- What you need to do:
Examine the entries and show every line in which the word "Output" is found.

[Items from a figure collection]
※ ※ ※

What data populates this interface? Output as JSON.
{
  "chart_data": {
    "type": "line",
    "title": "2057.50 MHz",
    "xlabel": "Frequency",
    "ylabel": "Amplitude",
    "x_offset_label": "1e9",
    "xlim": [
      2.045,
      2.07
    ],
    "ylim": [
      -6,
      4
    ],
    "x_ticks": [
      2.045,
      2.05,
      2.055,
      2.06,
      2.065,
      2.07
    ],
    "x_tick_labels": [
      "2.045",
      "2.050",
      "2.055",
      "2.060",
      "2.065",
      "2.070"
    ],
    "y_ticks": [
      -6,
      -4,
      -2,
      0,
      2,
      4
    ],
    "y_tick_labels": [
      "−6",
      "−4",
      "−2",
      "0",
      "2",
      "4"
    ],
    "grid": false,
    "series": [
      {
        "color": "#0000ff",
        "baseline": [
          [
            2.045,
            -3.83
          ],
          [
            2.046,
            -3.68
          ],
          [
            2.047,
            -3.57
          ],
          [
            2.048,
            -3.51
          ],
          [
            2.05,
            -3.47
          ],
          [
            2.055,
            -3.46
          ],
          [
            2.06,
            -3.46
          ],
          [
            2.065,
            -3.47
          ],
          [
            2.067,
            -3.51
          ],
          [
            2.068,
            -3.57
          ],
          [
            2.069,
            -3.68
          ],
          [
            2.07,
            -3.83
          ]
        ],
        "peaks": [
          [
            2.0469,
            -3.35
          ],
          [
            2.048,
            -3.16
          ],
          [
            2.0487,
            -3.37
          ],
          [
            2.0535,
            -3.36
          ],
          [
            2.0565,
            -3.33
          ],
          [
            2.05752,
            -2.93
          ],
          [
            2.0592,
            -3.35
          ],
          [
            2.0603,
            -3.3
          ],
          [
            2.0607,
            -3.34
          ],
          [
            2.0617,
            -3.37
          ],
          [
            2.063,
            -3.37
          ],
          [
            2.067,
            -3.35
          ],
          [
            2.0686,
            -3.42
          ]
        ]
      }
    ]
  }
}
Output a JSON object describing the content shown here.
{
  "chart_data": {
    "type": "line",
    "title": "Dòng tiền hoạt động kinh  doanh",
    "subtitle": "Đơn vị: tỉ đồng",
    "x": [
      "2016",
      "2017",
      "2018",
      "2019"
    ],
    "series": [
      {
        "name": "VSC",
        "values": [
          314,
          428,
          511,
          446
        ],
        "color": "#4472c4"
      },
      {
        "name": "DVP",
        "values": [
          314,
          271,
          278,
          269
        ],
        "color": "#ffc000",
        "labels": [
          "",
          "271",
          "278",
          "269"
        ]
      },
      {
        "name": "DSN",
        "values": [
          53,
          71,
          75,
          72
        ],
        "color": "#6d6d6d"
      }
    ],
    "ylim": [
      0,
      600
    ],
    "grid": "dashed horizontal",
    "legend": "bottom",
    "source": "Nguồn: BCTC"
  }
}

※ ※ ※

- Reply to the exercise:
What data populates this interface? Output as JSON.
Output a JSON object describing the content shown here.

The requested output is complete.